Figure dataset records →
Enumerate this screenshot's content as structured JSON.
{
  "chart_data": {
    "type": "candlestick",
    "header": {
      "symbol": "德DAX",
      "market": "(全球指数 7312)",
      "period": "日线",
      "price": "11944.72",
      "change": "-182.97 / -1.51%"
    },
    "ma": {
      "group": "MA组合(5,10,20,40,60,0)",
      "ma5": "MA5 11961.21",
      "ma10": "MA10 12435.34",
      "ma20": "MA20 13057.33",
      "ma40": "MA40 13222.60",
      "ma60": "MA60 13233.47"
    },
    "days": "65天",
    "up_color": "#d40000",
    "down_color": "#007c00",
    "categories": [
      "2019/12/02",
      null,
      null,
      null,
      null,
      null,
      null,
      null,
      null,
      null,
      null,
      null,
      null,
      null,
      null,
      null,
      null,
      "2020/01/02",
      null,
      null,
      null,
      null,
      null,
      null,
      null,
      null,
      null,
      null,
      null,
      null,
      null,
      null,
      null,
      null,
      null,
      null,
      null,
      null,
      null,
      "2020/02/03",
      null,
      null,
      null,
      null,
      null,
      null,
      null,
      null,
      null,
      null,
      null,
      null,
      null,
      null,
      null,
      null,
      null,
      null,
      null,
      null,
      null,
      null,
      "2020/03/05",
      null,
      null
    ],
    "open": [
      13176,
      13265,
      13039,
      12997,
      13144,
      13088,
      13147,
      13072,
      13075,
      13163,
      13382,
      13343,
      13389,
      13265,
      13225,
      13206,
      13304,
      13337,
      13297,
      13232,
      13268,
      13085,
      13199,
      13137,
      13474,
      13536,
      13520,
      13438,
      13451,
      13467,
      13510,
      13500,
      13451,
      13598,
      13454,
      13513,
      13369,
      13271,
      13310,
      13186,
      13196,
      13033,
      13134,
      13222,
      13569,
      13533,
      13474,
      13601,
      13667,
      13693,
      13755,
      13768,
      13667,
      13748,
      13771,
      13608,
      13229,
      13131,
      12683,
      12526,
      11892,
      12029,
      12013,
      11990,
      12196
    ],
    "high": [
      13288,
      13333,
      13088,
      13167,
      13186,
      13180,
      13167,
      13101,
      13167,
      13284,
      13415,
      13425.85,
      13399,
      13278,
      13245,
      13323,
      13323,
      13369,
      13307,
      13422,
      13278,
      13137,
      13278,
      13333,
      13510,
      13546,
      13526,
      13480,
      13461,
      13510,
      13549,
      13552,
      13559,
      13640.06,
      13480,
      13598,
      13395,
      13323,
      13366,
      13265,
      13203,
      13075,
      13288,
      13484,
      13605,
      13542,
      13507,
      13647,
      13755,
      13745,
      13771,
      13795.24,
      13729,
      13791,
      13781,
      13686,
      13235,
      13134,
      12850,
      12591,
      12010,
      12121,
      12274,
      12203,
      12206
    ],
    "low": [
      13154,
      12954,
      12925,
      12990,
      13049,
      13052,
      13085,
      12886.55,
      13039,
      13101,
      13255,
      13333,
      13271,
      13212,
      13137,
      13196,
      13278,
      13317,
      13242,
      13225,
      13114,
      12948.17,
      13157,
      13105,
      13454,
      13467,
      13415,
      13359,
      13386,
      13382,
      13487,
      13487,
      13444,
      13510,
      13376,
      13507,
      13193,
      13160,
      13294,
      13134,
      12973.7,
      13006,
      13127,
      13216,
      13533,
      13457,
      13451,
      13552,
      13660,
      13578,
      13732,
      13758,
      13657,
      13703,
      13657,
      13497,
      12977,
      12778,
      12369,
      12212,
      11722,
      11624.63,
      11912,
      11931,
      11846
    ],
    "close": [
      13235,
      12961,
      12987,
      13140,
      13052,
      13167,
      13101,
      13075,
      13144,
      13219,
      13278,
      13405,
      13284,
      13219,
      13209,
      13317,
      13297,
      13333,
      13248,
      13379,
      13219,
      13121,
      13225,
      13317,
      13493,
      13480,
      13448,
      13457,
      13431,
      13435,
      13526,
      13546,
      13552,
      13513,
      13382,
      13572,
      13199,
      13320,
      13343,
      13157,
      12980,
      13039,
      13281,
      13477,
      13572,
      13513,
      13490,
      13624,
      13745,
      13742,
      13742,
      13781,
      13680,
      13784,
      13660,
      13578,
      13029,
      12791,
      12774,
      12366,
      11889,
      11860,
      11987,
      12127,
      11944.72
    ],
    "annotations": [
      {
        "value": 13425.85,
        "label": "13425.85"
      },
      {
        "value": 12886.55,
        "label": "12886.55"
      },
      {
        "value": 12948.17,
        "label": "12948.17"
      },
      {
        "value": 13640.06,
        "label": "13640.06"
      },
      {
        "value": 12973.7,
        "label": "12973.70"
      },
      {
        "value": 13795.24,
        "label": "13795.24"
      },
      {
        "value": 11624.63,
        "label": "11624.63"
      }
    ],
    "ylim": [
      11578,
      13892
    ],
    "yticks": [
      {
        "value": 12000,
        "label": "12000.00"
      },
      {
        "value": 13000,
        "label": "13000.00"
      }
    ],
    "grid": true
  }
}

EXERCISE DIRECTIONS →
Exactly reproduce every line found in the records.

CORRECT RESULT →
Enumerate this screenshot's content as structured JSON.
{
  "chart_data": {
    "type": "candlestick",
    "header": {
      "symbol": "德DAX",
      "market": "(全球指数 7312)",
      "period": "日线",
      "price": "11944.72",
      "change": "-182.97 / -1.51%"
    },
    "ma": {
      "group": "MA组合(5,10,20,40,60,0)",
      "ma5": "MA5 11961.21",
      "ma10": "MA10 12435.34",
      "ma20": "MA20 13057.33",
      "ma40": "MA40 13222.60",
      "ma60": "MA60 13233.47"
    },
    "days": "65天",
    "up_color": "#d40000",
    "down_color": "#007c00",
    "categories": [
      "2019/12/02",
      null,
      null,
      null,
      null,
      null,
      null,
      null,
      null,
      null,
      null,
      null,
      null,
      null,
      null,
      null,
      null,
      "2020/01/02",
      null,
      null,
      null,
      null,
      null,
      null,
      null,
      null,
      null,
      null,
      null,
      null,
      null,
      null,
      null,
      null,
      null,
      null,
      null,
      null,
      null,
      "2020/02/03",
      null,
      null,
      null,
      null,
      null,
      null,
      null,
      null,
      null,
      null,
      null,
      null,
      null,
      null,
      null,
      null,
      null,
      null,
      null,
      null,
      null,
      null,
      "2020/03/05",
      null,
      null
    ],
    "open": [
      13176,
      13265,
      13039,
      12997,
      13144,
      13088,
      13147,
      13072,
      13075,
      13163,
      13382,
      13343,
      13389,
      13265,
      13225,
      13206,
      13304,
      13337,
      13297,
      13232,
      13268,
      13085,
      13199,
      13137,
      13474,
      13536,
      13520,
      13438,
      13451,
      13467,
      13510,
      13500,
      13451,
      13598,
      13454,
      13513,
      13369,
      13271,
      13310,
      13186,
      13196,
      13033,
      13134,
      13222,
      13569,
      13533,
      13474,
      13601,
      13667,
      13693,
      13755,
      13768,
      13667,
      13748,
      13771,
      13608,
      13229,
      13131,
      12683,
      12526,
      11892,
      12029,
      12013,
      11990,
      12196
    ],
    "high": [
      13288,
      13333,
      13088,
      13167,
      13186,
      13180,
      13167,
      13101,
      13167,
      13284,
      13415,
      13425.85,
      13399,
      13278,
      13245,
      13323,
      13323,
      13369,
      13307,
      13422,
      13278,
      13137,
      13278,
      13333,
      13510,
      13546,
      13526,
      13480,
      13461,
      13510,
      13549,
      13552,
      13559,
      13640.06,
      13480,
      13598,
      13395,
      13323,
      13366,
      13265,
      13203,
      13075,
      13288,
      13484,
      13605,
      13542,
      13507,
      13647,
      13755,
      13745,
      13771,
      13795.24,
      13729,
      13791,
      13781,
      13686,
      13235,
      13134,
      12850,
      12591,
      12010,
      12121,
      12274,
      12203,
      12206
    ],
    "low": [
      13154,
      12954,
      12925,
      12990,
      13049,
      13052,
      13085,
      12886.55,
      13039,
      13101,
      13255,
      13333,
      13271,
      13212,
      13137,
      13196,
      13278,
      13317,
      13242,
      13225,
      13114,
      12948.17,
      13157,
      13105,
      13454,
      13467,
      13415,
      13359,
      13386,
      13382,
      13487,
      13487,
      13444,
      13510,
      13376,
      13507,
      13193,
      13160,
      13294,
      13134,
      12973.7,
      13006,
      13127,
      13216,
      13533,
      13457,
      13451,
      13552,
      13660,
      13578,
      13732,
      13758,
      13657,
      13703,
      13657,
      13497,
      12977,
      12778,
      12369,
      12212,
      11722,
      11624.63,
      11912,
      11931,
      11846
    ],
    "close": [
      13235,
      12961,
      12987,
      13140,
      13052,
      13167,
      13101,
      13075,
      13144,
      13219,
      13278,
      13405,
      13284,
      13219,
      13209,
      13317,
      13297,
      13333,
      13248,
      13379,
      13219,
      13121,
      13225,
      13317,
      13493,
      13480,
      13448,
      13457,
      13431,
      13435,
      13526,
      13546,
      13552,
      13513,
      13382,
      13572,
      13199,
      13320,
      13343,
      13157,
      12980,
      13039,
      13281,
      13477,
      13572,
      13513,
      13490,
      13624,
      13745,
      13742,
      13742,
      13781,
      13680,
      13784,
      13660,
      13578,
      13029,
      12791,
      12774,
      12366,
      11889,
      11860,
      11987,
      12127,
      11944.72
    ],
    "annotations": [
      {
        "value": 13425.85,
        "label": "13425.85"
      },
      {
        "value": 12886.55,
        "label": "12886.55"
      },
      {
        "value": 12948.17,
        "label": "12948.17"
      },
      {
        "value": 13640.06,
        "label": "13640.06"
      },
      {
        "value": 12973.7,
        "label": "12973.70"
      },
      {
        "value": 13795.24,
        "label": "13795.24"
      },
      {
        "value": 11624.63,
        "label": "11624.63"
      }
    ],
    "ylim": [
      11578,
      13892
    ],
    "yticks": [
      {
        "value": 12000,
        "label": "12000.00"
      },
      {
        "value": 13000,
        "label": "13000.00"
      }
    ],
    "grid": true
  }
}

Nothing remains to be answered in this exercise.